* **Exercise description**
Every entry needs to be printed exactly, please.
::::
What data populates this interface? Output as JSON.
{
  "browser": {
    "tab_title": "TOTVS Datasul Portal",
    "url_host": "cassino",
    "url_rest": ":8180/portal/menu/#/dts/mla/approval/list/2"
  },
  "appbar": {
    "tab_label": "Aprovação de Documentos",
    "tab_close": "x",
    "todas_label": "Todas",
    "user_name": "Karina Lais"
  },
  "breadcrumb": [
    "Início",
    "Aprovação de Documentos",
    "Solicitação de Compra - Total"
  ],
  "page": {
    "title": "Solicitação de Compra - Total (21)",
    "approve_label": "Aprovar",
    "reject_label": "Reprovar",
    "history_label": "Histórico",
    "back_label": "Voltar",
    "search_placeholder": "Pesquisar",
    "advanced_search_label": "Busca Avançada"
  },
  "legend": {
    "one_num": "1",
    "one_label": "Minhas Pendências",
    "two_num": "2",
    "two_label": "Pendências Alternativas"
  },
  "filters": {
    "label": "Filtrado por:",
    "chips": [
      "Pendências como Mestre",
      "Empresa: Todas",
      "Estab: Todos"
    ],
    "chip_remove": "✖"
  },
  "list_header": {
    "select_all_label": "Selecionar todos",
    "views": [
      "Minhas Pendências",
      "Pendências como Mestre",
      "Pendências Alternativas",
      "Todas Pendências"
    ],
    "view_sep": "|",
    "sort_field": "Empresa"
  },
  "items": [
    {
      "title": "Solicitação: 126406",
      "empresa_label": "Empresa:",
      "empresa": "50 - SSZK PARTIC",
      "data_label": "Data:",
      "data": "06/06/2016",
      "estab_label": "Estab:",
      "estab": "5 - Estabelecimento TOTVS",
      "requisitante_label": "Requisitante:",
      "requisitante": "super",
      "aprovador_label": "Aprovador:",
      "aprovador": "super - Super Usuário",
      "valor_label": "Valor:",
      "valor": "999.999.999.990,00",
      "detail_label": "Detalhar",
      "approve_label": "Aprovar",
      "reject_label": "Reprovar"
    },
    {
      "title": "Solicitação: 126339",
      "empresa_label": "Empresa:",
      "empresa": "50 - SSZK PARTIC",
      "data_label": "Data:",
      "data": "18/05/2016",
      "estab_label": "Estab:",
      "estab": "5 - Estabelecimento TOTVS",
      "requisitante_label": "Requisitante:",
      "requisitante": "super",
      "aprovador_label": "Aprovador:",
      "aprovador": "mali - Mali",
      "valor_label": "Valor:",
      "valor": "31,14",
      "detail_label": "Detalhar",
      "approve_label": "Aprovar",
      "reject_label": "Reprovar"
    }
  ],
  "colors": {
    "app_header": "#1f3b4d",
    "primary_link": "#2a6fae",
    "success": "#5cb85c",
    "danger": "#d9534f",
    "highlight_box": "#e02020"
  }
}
::::
* **The reply**
What data populates this interface? Output as JSON.
{
  "browser": {
    "tab_title": "TOTVS Datasul Portal",
    "url_host": "cassino",
    "url_rest": ":8180/portal/menu/#/dts/mla/approval/list/2"
  },
  "appbar": {
    "tab_label": "Aprovação de Documentos",
    "tab_close": "x",
    "todas_label": "Todas",
    "user_name": "Karina Lais"
  },
  "breadcrumb": [
    "Início",
    "Aprovação de Documentos",
    "Solicitação de Compra - Total"
  ],
  "page": {
    "title": "Solicitação de Compra - Total (21)",
    "approve_label": "Aprovar",
    "reject_label": "Reprovar",
    "history_label": "Histórico",
    "back_label": "Voltar",
    "search_placeholder": "Pesquisar",
    "advanced_search_label": "Busca Avançada"
  },
  "legend": {
    "one_num": "1",
    "one_label": "Minhas Pendências",
    "two_num": "2",
    "two_label": "Pendências Alternativas"
  },
  "filters": {
    "label": "Filtrado por:",
    "chips": [
      "Pendências como Mestre",
      "Empresa: Todas",
      "Estab: Todos"
    ],
    "chip_remove": "✖"
  },
  "list_header": {
    "select_all_label": "Selecionar todos",
    "views": [
      "Minhas Pendências",
      "Pendências como Mestre",
      "Pendências Alternativas",
      "Todas Pendências"
    ],
    "view_sep": "|",
    "sort_field": "Empresa"
  },
  "items": [
    {
      "title": "Solicitação: 126406",
      "empresa_label": "Empresa:",
      "empresa": "50 - SSZK PARTIC",
      "data_label": "Data:",
      "data": "06/06/2016",
      "estab_label": "Estab:",
      "estab": "5 - Estabelecimento TOTVS",
      "requisitante_label": "Requisitante:",
      "requisitante": "super",
      "aprovador_label": "Aprovador:",
      "aprovador": "super - Super Usuário",
      "valor_label": "Valor:",
      "valor": "999.999.999.990,00",
      "detail_label": "Detalhar",
      "approve_label": "Aprovar",
      "reject_label": "Reprovar"
    },
    {
      "title": "Solicitação: 126339",
      "empresa_label": "Empresa:",
      "empresa": "50 - SSZK PARTIC",
      "data_label": "Data:",
      "data": "18/05/2016",
      "estab_label": "Estab:",
      "estab": "5 - Estabelecimento TOTVS",
      "requisitante_label": "Requisitante:",
      "requisitante": "super",
      "aprovador_label": "Aprovador:",
      "aprovador": "mali - Mali",
      "valor_label": "Valor:",
      "valor": "31,14",
      "detail_label": "Detalhar",
      "approve_label": "Aprovar",
      "reject_label": "Reprovar"
    }
  ],
  "colors": {
    "app_header": "#1f3b4d",
    "primary_link": "#2a6fae",
    "success": "#5cb85c",
    "danger": "#d9534f",
    "highlight_box": "#e02020"
  }
}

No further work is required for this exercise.